TASK TO COMPLETE: Take every line from the material that has the word "PMMVY" in it.
----------------------------------------
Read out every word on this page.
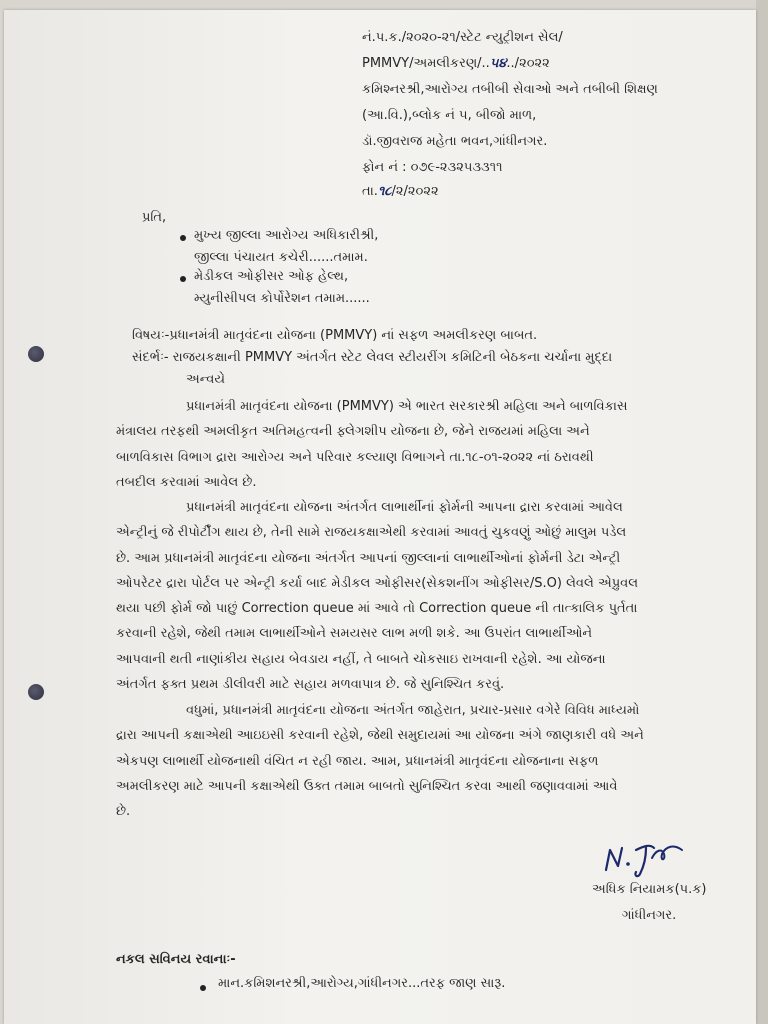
નં.પ.ક./૨૦૨૦-૨૧/સ્ટેટ ન્યુટ્રીશન સેલ/
PMMVY/અમલીકરણ/..૫૪../૨૦૨૨
કમિશ્નરશ્રી,આરોગ્ય તબીબી સેવાઓ અને તબીબી શિક્ષણ
(આ.વિ.),બ્લોક નં ૫, બીજો માળ,
ડૉ.જીવરાજ મહેતા ભવન,ગાંધીનગર.
ફોન નં : ૦૭૯-૨૩૨૫૩૩૧૧
તા.૧૮/૨/૨૦૨૨
પ્રતિ,
મુખ્ય જીલ્લા આરોગ્ય અધિકારીશ્રી,
જીલ્લા પંચાયત કચેરી......તમામ.
મેડીકલ ઓફીસર ઓફ હેલ્થ,
મ્યુનીસીપલ કોર્પોરેશન તમામ......
વિષયઃ-પ્રધાનમંત્રી માતૃવંદના યોજના (PMMVY) નાં સફળ અમલીકરણ બાબત.
સંદર્ભઃ- રાજયકક્ષાની PMMVY અંતર્ગત સ્ટેટ લેવલ સ્ટીયરીંગ કમિટિની બેઠકના ચર્ચાના મુદ્દા
અન્વયે
પ્રધાનમંત્રી માતૃવંદના યોજના (PMMVY) એ ભારત સરકારશ્રી મહિલા અને બાળવિકાસ
મંત્રાલય તરફથી અમલીકૃત અતિમહત્વની ફ્લેગશીપ યોજના છે, જેને રાજયમાં મહિલા અને
બાળવિકાસ વિભાગ દ્રારા આરોગ્ય અને પરિવાર કલ્યાણ વિભાગને તા.૧૮-૦૧-૨૦૨૨ નાં ઠરાવથી
તબદીલ કરવામાં આવેલ છે.
પ્રધાનમંત્રી માતૃવંદના યોજના અંતર્ગત લાભાર્થીનાં ફોર્મની આપના દ્રારા કરવામાં આવેલ
એન્ટ્રીનું જે રીપોર્ટીંગ થાય છે, તેની સામે રાજયકક્ષાએથી કરવામાં આવતું ચુકવણું ઓછું માલુમ પડેલ
છે. આમ પ્રધાનમંત્રી માતૃવંદના યોજના અંતર્ગત આપનાં જીલ્લાનાં લાભાર્થીઓનાં ફોર્મની ડેટા એન્ટ્રી
ઓપરેટર દ્રારા પોર્ટલ પર એન્ટ્રી કર્યા બાદ મેડીકલ ઓફીસર(સેકશનીંગ ઓફીસર/S.O) લેવલે એપ્રુવલ
થયા પછી ફોર્મ જો પાછું Correction queue માં આવે તો Correction queue ની તાત્કાલિક પુર્તતા
કરવાની રહેશે, જેથી તમામ લાભાર્થીઓને સમયસર લાભ મળી શકે. આ ઉપરાંત લાભાર્થીઓને
આપવાની થતી નાણાંકીય સહાય બેવડાય નહીં, તે બાબતે ચોકસાઇ રાખવાની રહેશે. આ યોજના
અંતર્ગત ફક્ત પ્રથમ ડીલીવરી માટે સહાય મળવાપાત્ર છે. જે સુનિશ્ચિત કરવું.
વધુમાં, પ્રધાનમંત્રી માતૃવંદના યોજના અંતર્ગત જાહેરાત, પ્રચાર-પ્રસાર વગેરે વિવિધ માધ્યમો
દ્રારા આપની કક્ષાએથી આઇઇસી કરવાની રહેશે, જેથી સમુદાયમાં આ યોજના અંગે જાણકારી વધે અને
એકપણ લાભાર્થી યોજનાથી વંચિત ન રહી જાય. આમ, પ્રધાનમંત્રી માતૃવંદના યોજનાના સફળ
અમલીકરણ માટે આપની કક્ષાએથી ઉક્ત તમામ બાબતો સુનિશ્ચિત કરવા આથી જણાવવામાં આવે
છે.
અધિક નિયામક(પ.ક)
ગાંધીનગર.
નકલ સવિનય રવાનાઃ-
માન.કમિશનરશ્રી,આરોગ્ય,ગાંધીનગર...તરફ જાણ સારૂ.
----------------------------------------
RESPONSE TO THIS EXERCISE:
PMMVY/અમલીકરણ/..૫૪../૨૦૨૨
વિષયઃ-પ્રધાનમંત્રી માતૃવંદના યોજના (PMMVY) નાં સફળ અમલીકરણ બાબત.
સંદર્ભઃ- રાજયકક્ષાની PMMVY અંતર્ગત સ્ટેટ લેવલ સ્ટીયરીંગ કમિટિની બેઠકના ચર્ચાના મુદ્દા
પ્રધાનમંત્રી માતૃવંદના યોજના (PMMVY) એ ભારત સરકારશ્રી મહિલા અને બાળવિકાસ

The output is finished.